Look through the material below. Copy each line that contains the string "الشاة".

-- Records to process start --

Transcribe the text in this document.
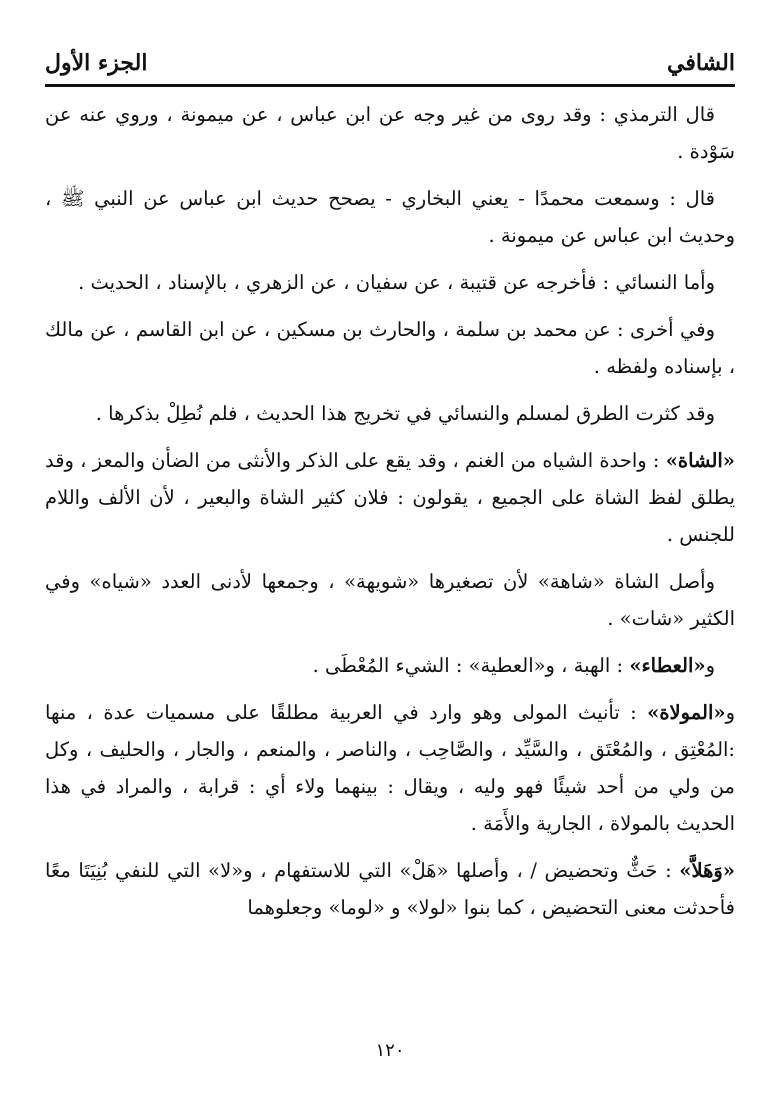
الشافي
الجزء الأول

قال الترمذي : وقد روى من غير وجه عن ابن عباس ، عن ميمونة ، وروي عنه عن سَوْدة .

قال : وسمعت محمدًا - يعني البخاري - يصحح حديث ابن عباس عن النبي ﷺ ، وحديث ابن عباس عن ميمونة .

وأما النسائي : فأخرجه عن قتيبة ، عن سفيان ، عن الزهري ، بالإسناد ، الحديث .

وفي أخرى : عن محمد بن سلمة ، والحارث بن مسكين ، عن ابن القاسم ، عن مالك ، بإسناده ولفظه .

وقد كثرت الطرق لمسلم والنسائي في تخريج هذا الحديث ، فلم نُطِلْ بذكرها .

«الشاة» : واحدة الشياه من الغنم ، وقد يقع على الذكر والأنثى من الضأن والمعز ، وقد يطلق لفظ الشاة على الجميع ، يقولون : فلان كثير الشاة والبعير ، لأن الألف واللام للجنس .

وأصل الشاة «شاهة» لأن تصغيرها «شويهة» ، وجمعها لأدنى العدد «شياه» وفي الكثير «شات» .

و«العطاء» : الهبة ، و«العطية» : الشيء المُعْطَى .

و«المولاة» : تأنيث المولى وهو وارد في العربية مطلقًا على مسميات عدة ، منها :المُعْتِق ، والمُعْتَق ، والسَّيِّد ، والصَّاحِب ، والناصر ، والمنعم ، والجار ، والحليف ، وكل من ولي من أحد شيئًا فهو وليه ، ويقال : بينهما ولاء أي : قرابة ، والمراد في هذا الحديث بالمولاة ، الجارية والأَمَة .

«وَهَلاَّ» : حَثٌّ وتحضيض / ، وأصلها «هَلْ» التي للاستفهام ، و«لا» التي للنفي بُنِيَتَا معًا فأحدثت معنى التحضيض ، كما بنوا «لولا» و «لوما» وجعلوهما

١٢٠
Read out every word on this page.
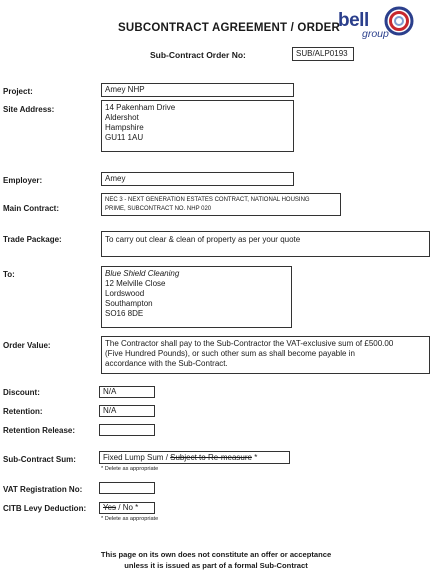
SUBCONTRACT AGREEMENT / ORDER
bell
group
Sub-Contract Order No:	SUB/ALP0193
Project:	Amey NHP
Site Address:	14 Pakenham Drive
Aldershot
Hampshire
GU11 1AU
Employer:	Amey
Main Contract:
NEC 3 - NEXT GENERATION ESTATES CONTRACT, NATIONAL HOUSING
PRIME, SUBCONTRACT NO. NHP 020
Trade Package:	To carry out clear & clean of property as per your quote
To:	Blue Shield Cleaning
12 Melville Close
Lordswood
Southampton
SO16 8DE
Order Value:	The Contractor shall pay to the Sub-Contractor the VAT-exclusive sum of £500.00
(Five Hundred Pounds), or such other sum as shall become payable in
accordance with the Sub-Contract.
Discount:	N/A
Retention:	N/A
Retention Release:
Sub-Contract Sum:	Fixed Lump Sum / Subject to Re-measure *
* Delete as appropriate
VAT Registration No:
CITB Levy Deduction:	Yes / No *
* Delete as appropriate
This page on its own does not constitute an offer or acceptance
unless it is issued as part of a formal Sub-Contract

-- Records to process end --

### [Answer to this exercise]
«الشاة» : واحدة الشياه من الغنم ، وقد يقع على الذكر والأنثى من الضأن والمعز ، وقد يطلق لفظ الشاة على الجميع ، يقولون : فلان كثير الشاة والبعير ، لأن الألف واللام للجنس .
وأصل الشاة «شاهة» لأن تصغيرها «شويهة» ، وجمعها لأدنى العدد «شياه» وفي الكثير «شات» .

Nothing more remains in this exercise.